**Records provided:**
....

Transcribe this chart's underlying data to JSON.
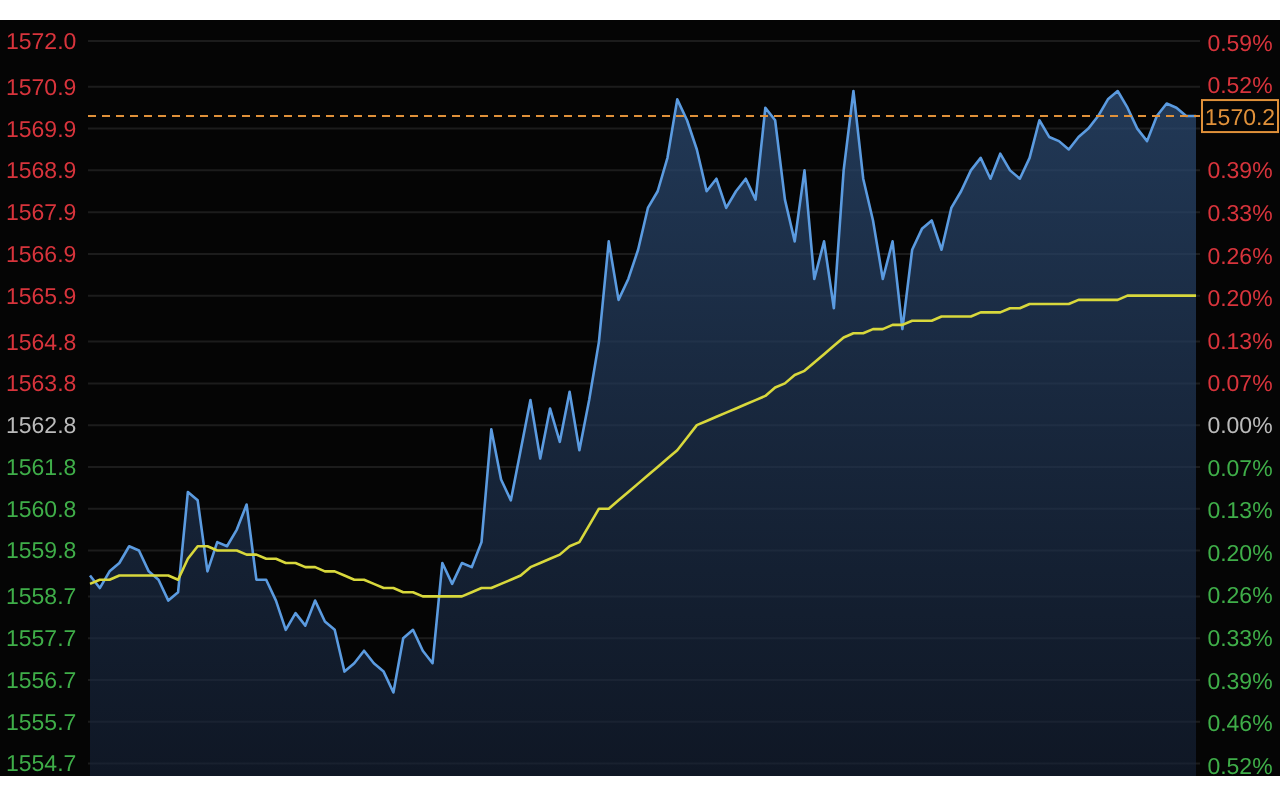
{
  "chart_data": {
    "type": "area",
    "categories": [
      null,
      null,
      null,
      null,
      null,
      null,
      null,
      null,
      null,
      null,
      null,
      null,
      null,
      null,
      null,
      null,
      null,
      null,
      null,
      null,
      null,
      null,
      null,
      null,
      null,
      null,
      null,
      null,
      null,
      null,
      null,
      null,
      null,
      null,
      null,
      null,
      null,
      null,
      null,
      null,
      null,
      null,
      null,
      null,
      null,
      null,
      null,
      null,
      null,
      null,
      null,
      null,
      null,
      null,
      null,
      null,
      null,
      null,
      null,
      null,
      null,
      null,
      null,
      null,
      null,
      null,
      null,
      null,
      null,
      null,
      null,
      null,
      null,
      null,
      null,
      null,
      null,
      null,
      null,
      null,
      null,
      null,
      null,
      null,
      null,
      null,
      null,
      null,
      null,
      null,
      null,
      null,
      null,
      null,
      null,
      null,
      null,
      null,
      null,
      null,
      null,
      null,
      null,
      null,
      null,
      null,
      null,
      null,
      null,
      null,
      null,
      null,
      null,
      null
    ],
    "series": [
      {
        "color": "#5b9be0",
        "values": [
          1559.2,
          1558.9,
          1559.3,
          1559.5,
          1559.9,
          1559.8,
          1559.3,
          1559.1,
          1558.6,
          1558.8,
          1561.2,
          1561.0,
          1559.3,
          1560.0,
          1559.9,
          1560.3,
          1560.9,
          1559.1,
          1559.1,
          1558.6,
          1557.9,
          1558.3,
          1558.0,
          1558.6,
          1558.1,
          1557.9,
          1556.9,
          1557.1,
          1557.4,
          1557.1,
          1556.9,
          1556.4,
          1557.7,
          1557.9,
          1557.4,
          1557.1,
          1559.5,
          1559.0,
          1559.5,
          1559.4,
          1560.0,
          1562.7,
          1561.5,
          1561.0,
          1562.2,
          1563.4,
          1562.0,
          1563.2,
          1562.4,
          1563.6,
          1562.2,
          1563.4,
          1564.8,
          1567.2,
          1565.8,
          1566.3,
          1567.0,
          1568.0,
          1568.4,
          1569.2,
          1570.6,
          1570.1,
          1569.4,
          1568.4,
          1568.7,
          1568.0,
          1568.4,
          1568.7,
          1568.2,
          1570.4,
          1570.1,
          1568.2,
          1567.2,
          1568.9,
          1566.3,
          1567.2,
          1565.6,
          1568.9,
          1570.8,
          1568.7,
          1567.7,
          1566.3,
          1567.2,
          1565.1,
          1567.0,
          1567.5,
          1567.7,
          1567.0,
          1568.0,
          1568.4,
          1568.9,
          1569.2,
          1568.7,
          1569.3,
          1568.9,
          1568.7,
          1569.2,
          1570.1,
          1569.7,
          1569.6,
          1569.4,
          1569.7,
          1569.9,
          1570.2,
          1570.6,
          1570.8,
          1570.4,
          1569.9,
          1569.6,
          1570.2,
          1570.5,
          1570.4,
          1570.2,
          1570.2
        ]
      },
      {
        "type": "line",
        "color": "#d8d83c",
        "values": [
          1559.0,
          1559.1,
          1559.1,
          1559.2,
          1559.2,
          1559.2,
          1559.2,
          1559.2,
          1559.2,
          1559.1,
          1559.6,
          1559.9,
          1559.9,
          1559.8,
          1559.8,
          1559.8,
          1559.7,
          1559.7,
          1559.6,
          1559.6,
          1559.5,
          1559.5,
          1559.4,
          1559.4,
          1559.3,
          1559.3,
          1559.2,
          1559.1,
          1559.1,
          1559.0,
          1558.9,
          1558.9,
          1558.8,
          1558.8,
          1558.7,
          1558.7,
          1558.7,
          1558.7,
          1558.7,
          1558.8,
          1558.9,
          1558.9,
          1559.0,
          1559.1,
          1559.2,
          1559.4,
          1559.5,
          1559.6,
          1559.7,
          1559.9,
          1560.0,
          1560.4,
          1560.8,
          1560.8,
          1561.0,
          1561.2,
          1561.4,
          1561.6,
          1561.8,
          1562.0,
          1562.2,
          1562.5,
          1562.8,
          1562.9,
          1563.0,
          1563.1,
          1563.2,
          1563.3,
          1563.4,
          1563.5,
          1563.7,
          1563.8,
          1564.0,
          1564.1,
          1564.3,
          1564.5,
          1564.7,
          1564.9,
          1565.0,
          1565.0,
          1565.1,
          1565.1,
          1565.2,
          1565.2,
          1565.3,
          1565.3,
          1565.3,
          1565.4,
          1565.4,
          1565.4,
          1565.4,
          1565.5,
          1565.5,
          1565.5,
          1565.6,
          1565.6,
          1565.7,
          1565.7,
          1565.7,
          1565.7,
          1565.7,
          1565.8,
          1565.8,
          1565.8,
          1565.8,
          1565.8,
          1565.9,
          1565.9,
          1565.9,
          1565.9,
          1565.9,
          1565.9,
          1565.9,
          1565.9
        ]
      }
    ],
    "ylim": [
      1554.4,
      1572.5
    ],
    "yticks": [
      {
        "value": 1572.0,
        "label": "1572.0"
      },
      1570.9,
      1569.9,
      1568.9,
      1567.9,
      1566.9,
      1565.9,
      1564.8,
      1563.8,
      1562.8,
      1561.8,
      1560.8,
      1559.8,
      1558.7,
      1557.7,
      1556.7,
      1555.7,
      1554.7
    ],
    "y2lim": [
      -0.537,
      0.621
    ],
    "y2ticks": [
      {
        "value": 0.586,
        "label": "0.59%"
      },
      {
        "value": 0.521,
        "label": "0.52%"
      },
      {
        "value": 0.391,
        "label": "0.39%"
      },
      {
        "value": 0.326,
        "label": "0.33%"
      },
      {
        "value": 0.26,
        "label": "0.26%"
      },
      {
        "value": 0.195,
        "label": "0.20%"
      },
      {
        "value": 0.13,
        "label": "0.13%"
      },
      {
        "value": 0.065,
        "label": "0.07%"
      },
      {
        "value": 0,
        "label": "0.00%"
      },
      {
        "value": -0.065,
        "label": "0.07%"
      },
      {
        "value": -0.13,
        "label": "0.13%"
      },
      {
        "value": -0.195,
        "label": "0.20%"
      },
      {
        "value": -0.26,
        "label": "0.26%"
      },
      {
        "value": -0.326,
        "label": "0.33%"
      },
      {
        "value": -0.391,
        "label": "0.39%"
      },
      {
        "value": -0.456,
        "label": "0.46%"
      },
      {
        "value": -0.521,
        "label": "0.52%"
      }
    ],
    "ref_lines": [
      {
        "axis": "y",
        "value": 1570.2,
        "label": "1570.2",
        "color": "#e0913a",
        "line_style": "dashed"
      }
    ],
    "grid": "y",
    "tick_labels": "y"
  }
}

....

**Stated goal:** Without the pictures, return all the records precisely as they stand.

**Solution to the exercise:**
Transcribe this chart's underlying data to JSON.
{
  "chart_data": {
    "type": "area",
    "categories": [
      null,
      null,
      null,
      null,
      null,
      null,
      null,
      null,
      null,
      null,
      null,
      null,
      null,
      null,
      null,
      null,
      null,
      null,
      null,
      null,
      null,
      null,
      null,
      null,
      null,
      null,
      null,
      null,
      null,
      null,
      null,
      null,
      null,
      null,
      null,
      null,
      null,
      null,
      null,
      null,
      null,
      null,
      null,
      null,
      null,
      null,
      null,
      null,
      null,
      null,
      null,
      null,
      null,
      null,
      null,
      null,
      null,
      null,
      null,
      null,
      null,
      null,
      null,
      null,
      null,
      null,
      null,
      null,
      null,
      null,
      null,
      null,
      null,
      null,
      null,
      null,
      null,
      null,
      null,
      null,
      null,
      null,
      null,
      null,
      null,
      null,
      null,
      null,
      null,
      null,
      null,
      null,
      null,
      null,
      null,
      null,
      null,
      null,
      null,
      null,
      null,
      null,
      null,
      null,
      null,
      null,
      null,
      null,
      null,
      null,
      null,
      null,
      null,
      null
    ],
    "series": [
      {
        "color": "#5b9be0",
        "values": [
          1559.2,
          1558.9,
          1559.3,
          1559.5,
          1559.9,
          1559.8,
          1559.3,
          1559.1,
          1558.6,
          1558.8,
          1561.2,
          1561.0,
          1559.3,
          1560.0,
          1559.9,
          1560.3,
          1560.9,
          1559.1,
          1559.1,
          1558.6,
          1557.9,
          1558.3,
          1558.0,
          1558.6,
          1558.1,
          1557.9,
          1556.9,
          1557.1,
          1557.4,
          1557.1,
          1556.9,
          1556.4,
          1557.7,
          1557.9,
          1557.4,
          1557.1,
          1559.5,
          1559.0,
          1559.5,
          1559.4,
          1560.0,
          1562.7,
          1561.5,
          1561.0,
          1562.2,
          1563.4,
          1562.0,
          1563.2,
          1562.4,
          1563.6,
          1562.2,
          1563.4,
          1564.8,
          1567.2,
          1565.8,
          1566.3,
          1567.0,
          1568.0,
          1568.4,
          1569.2,
          1570.6,
          1570.1,
          1569.4,
          1568.4,
          1568.7,
          1568.0,
          1568.4,
          1568.7,
          1568.2,
          1570.4,
          1570.1,
          1568.2,
          1567.2,
          1568.9,
          1566.3,
          1567.2,
          1565.6,
          1568.9,
          1570.8,
          1568.7,
          1567.7,
          1566.3,
          1567.2,
          1565.1,
          1567.0,
          1567.5,
          1567.7,
          1567.0,
          1568.0,
          1568.4,
          1568.9,
          1569.2,
          1568.7,
          1569.3,
          1568.9,
          1568.7,
          1569.2,
          1570.1,
          1569.7,
          1569.6,
          1569.4,
          1569.7,
          1569.9,
          1570.2,
          1570.6,
          1570.8,
          1570.4,
          1569.9,
          1569.6,
          1570.2,
          1570.5,
          1570.4,
          1570.2,
          1570.2
        ]
      },
      {
        "type": "line",
        "color": "#d8d83c",
        "values": [
          1559.0,
          1559.1,
          1559.1,
          1559.2,
          1559.2,
          1559.2,
          1559.2,
          1559.2,
          1559.2,
          1559.1,
          1559.6,
          1559.9,
          1559.9,
          1559.8,
          1559.8,
          1559.8,
          1559.7,
          1559.7,
          1559.6,
          1559.6,
          1559.5,
          1559.5,
          1559.4,
          1559.4,
          1559.3,
          1559.3,
          1559.2,
          1559.1,
          1559.1,
          1559.0,
          1558.9,
          1558.9,
          1558.8,
          1558.8,
          1558.7,
          1558.7,
          1558.7,
          1558.7,
          1558.7,
          1558.8,
          1558.9,
          1558.9,
          1559.0,
          1559.1,
          1559.2,
          1559.4,
          1559.5,
          1559.6,
          1559.7,
          1559.9,
          1560.0,
          1560.4,
          1560.8,
          1560.8,
          1561.0,
          1561.2,
          1561.4,
          1561.6,
          1561.8,
          1562.0,
          1562.2,
          1562.5,
          1562.8,
          1562.9,
          1563.0,
          1563.1,
          1563.2,
          1563.3,
          1563.4,
          1563.5,
          1563.7,
          1563.8,
          1564.0,
          1564.1,
          1564.3,
          1564.5,
          1564.7,
          1564.9,
          1565.0,
          1565.0,
          1565.1,
          1565.1,
          1565.2,
          1565.2,
          1565.3,
          1565.3,
          1565.3,
          1565.4,
          1565.4,
          1565.4,
          1565.4,
          1565.5,
          1565.5,
          1565.5,
          1565.6,
          1565.6,
          1565.7,
          1565.7,
          1565.7,
          1565.7,
          1565.7,
          1565.8,
          1565.8,
          1565.8,
          1565.8,
          1565.8,
          1565.9,
          1565.9,
          1565.9,
          1565.9,
          1565.9,
          1565.9,
          1565.9,
          1565.9
        ]
      }
    ],
    "ylim": [
      1554.4,
      1572.5
    ],
    "yticks": [
      {
        "value": 1572.0,
        "label": "1572.0"
      },
      1570.9,
      1569.9,
      1568.9,
      1567.9,
      1566.9,
      1565.9,
      1564.8,
      1563.8,
      1562.8,
      1561.8,
      1560.8,
      1559.8,
      1558.7,
      1557.7,
      1556.7,
      1555.7,
      1554.7
    ],
    "y2lim": [
      -0.537,
      0.621
    ],
    "y2ticks": [
      {
        "value": 0.586,
        "label": "0.59%"
      },
      {
        "value": 0.521,
        "label": "0.52%"
      },
      {
        "value": 0.391,
        "label": "0.39%"
      },
      {
        "value": 0.326,
        "label": "0.33%"
      },
      {
        "value": 0.26,
        "label": "0.26%"
      },
      {
        "value": 0.195,
        "label": "0.20%"
      },
      {
        "value": 0.13,
        "label": "0.13%"
      },
      {
        "value": 0.065,
        "label": "0.07%"
      },
      {
        "value": 0,
        "label": "0.00%"
      },
      {
        "value": -0.065,
        "label": "0.07%"
      },
      {
        "value": -0.13,
        "label": "0.13%"
      },
      {
        "value": -0.195,
        "label": "0.20%"
      },
      {
        "value": -0.26,
        "label": "0.26%"
      },
      {
        "value": -0.326,
        "label": "0.33%"
      },
      {
        "value": -0.391,
        "label": "0.39%"
      },
      {
        "value": -0.456,
        "label": "0.46%"
      },
      {
        "value": -0.521,
        "label": "0.52%"
      }
    ],
    "ref_lines": [
      {
        "axis": "y",
        "value": 1570.2,
        "label": "1570.2",
        "color": "#e0913a",
        "line_style": "dashed"
      }
    ],
    "grid": "y",
    "tick_labels": "y"
  }
}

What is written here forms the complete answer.